Set task »
Retype the records that come next, word for word.

Data entries »
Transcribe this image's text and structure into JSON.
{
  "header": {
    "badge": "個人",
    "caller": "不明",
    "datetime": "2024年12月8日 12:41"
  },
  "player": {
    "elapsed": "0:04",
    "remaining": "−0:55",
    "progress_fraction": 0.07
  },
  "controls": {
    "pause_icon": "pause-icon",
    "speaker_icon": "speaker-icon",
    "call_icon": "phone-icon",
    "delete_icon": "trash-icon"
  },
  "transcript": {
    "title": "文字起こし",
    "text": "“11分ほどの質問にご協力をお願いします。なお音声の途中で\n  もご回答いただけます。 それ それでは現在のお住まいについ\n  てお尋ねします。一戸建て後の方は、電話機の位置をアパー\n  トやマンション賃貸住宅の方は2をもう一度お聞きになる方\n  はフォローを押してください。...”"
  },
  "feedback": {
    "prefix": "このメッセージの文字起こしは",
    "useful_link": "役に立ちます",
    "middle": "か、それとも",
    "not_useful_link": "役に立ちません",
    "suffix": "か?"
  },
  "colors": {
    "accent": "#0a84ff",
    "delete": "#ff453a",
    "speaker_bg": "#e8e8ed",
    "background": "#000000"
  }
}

Complete output »
Transcribe this image's text and structure into JSON.
{
  "header": {
    "badge": "個人",
    "caller": "不明",
    "datetime": "2024年12月8日 12:41"
  },
  "player": {
    "elapsed": "0:04",
    "remaining": "−0:55",
    "progress_fraction": 0.07
  },
  "controls": {
    "pause_icon": "pause-icon",
    "speaker_icon": "speaker-icon",
    "call_icon": "phone-icon",
    "delete_icon": "trash-icon"
  },
  "transcript": {
    "title": "文字起こし",
    "text": "“11分ほどの質問にご協力をお願いします。なお音声の途中で\n  もご回答いただけます。 それ それでは現在のお住まいについ\n  てお尋ねします。一戸建て後の方は、電話機の位置をアパー\n  トやマンション賃貸住宅の方は2をもう一度お聞きになる方\n  はフォローを押してください。...”"
  },
  "feedback": {
    "prefix": "このメッセージの文字起こしは",
    "useful_link": "役に立ちます",
    "middle": "か、それとも",
    "not_useful_link": "役に立ちません",
    "suffix": "か?"
  },
  "colors": {
    "accent": "#0a84ff",
    "delete": "#ff453a",
    "speaker_bg": "#e8e8ed",
    "background": "#000000"
  }
}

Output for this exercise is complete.